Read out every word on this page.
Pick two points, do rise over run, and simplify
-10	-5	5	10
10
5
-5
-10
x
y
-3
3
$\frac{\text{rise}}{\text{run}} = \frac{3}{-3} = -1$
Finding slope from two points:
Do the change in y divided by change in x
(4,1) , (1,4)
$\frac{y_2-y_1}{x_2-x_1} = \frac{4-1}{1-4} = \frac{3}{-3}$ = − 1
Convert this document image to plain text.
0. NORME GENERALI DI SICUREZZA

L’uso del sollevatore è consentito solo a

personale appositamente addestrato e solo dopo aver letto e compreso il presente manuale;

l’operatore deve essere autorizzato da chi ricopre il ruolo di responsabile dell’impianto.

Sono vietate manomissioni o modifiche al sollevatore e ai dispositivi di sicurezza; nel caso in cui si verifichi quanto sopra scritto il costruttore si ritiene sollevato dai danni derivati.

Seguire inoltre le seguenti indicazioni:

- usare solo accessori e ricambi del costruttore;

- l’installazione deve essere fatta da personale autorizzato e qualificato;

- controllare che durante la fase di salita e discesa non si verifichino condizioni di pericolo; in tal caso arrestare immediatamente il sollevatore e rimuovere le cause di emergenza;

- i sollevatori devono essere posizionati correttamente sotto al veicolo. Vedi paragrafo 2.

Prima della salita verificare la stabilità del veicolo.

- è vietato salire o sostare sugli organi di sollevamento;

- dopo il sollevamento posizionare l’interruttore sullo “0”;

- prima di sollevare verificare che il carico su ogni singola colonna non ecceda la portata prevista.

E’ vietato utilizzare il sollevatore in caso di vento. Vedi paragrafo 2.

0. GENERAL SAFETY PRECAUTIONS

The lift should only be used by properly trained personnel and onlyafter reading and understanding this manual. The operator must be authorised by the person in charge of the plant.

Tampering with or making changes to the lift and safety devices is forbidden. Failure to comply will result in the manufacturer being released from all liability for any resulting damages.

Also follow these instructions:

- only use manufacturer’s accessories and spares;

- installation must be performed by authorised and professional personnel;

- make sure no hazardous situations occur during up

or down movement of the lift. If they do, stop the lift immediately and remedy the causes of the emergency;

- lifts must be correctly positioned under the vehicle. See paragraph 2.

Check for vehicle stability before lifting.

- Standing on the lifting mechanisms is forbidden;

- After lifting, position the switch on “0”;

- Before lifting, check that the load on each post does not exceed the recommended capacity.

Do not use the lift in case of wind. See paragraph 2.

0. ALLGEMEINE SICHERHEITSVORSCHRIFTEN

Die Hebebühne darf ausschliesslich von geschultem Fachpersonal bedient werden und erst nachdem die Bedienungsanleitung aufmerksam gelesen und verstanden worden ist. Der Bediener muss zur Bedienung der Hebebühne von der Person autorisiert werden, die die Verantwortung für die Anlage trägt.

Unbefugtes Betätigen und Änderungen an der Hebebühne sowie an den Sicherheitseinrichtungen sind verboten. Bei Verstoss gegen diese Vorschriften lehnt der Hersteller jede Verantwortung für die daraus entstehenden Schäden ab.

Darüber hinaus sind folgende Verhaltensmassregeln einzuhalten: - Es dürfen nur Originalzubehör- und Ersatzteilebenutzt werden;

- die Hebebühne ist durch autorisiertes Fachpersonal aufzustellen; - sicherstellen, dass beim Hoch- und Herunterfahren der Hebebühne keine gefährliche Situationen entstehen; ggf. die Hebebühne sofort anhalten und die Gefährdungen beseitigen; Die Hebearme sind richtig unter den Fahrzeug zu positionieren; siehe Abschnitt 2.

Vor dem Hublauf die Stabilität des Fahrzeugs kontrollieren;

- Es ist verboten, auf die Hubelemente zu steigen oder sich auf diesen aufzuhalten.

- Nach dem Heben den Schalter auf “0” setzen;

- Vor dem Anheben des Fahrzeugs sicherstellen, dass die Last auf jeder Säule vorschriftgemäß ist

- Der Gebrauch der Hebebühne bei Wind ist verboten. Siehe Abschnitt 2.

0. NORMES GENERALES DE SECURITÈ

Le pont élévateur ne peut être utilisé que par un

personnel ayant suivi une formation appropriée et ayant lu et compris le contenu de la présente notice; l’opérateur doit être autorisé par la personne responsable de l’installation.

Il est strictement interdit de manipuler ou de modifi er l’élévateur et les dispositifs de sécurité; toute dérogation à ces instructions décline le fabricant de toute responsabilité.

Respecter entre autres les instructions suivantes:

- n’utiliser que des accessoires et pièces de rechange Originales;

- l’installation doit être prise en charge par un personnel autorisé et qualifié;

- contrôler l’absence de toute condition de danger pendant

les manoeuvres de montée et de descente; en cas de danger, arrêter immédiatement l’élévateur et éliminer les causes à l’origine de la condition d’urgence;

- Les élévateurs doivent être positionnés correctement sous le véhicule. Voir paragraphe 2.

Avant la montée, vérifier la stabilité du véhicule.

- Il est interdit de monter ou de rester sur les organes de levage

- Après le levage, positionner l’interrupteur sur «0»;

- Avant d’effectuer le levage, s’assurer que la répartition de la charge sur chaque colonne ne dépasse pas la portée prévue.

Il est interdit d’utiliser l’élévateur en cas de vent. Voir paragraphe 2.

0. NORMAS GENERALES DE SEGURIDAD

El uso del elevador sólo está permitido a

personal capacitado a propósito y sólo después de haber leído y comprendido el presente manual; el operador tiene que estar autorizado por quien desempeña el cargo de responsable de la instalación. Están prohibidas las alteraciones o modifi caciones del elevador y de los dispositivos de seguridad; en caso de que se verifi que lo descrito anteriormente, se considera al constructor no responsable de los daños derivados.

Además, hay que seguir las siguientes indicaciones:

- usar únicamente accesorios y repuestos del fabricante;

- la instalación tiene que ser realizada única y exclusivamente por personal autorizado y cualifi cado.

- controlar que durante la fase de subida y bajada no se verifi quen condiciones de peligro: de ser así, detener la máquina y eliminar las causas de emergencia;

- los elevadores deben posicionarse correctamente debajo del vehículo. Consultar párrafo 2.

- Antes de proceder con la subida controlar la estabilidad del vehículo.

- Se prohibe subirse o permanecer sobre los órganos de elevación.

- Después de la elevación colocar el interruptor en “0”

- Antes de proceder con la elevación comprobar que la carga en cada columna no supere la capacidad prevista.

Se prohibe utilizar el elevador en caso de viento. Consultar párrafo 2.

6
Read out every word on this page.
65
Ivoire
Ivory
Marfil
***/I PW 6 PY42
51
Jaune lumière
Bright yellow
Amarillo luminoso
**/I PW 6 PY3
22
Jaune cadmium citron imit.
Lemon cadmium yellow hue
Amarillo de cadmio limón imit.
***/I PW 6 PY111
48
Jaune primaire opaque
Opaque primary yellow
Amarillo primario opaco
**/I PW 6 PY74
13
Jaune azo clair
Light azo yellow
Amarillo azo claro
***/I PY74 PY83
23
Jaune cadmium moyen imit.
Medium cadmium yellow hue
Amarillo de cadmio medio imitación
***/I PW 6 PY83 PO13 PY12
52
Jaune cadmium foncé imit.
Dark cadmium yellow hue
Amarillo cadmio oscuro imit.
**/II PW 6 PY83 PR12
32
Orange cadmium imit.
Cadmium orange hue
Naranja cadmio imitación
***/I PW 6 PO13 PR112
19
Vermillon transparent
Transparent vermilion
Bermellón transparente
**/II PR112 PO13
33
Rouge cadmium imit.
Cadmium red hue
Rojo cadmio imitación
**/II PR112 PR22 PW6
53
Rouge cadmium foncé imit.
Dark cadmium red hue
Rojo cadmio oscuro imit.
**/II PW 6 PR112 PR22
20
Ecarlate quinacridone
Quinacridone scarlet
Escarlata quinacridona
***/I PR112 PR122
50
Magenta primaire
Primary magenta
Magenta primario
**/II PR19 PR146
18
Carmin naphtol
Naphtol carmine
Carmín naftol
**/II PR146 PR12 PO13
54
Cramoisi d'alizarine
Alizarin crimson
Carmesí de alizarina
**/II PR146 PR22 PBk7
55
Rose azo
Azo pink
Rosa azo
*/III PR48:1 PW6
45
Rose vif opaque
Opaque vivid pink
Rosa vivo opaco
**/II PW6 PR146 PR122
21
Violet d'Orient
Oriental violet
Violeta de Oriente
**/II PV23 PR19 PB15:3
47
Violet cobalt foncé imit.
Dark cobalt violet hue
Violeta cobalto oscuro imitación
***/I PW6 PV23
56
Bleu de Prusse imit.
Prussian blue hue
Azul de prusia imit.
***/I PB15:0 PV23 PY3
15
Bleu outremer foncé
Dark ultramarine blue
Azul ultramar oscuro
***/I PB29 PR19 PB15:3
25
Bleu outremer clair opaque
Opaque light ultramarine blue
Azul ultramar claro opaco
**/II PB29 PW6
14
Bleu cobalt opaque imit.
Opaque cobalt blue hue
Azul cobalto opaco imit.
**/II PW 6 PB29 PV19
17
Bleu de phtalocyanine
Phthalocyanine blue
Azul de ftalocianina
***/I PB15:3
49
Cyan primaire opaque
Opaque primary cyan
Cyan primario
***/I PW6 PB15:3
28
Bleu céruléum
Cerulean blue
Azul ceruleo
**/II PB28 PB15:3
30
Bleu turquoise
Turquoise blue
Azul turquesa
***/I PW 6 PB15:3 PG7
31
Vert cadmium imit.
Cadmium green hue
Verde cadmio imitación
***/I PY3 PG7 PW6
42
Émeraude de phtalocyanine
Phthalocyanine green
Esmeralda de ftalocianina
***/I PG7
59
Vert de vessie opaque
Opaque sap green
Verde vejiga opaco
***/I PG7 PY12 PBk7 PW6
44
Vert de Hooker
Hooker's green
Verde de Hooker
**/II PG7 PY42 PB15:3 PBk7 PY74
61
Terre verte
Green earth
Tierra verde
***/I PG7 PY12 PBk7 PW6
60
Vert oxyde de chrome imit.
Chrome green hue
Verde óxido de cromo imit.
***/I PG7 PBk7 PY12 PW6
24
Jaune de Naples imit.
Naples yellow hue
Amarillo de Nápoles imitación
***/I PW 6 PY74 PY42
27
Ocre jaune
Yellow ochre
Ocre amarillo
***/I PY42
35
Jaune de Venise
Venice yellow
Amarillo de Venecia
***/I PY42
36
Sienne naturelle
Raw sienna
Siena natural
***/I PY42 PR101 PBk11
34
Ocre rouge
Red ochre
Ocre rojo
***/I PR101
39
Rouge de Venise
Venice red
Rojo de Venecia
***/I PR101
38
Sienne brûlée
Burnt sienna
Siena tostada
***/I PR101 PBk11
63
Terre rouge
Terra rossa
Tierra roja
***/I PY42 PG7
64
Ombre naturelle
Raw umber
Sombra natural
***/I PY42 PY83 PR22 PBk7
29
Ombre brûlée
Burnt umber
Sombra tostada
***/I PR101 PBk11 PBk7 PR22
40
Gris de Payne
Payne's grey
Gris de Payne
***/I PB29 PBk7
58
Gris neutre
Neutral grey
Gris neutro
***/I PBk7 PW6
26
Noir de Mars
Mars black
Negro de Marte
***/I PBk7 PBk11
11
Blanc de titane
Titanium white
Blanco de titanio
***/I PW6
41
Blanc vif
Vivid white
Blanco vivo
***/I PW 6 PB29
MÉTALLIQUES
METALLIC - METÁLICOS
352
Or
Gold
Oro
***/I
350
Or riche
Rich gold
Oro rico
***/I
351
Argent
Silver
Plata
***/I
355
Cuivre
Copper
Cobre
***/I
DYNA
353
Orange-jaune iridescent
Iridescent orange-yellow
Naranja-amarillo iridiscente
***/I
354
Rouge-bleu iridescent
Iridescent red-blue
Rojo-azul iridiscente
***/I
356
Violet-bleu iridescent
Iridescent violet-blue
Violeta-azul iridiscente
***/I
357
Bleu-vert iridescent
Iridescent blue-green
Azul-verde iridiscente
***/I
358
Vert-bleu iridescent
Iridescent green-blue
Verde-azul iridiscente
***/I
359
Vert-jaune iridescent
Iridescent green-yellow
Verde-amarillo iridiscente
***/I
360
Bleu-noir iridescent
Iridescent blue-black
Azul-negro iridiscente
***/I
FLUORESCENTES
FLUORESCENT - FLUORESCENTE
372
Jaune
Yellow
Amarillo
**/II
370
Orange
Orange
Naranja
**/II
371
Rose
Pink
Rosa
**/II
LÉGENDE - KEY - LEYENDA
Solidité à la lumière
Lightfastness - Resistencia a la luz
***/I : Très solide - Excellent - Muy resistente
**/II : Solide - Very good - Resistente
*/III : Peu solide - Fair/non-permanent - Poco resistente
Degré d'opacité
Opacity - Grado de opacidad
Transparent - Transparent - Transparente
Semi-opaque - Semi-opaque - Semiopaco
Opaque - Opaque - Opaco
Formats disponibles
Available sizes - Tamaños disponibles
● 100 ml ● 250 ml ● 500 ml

> **WHAT YOU HAVE TO DO**
Gather every line containing the word "must" and copy it.

> **CORRECT RESULT**
The lift should only be used by properly trained personnel and onlyafter reading and understanding this manual. The operator must be authorised by the person in charge of the plant.
- installation must be performed by authorised and professional personnel;
- lifts must be correctly positioned under the vehicle. See paragraph 2.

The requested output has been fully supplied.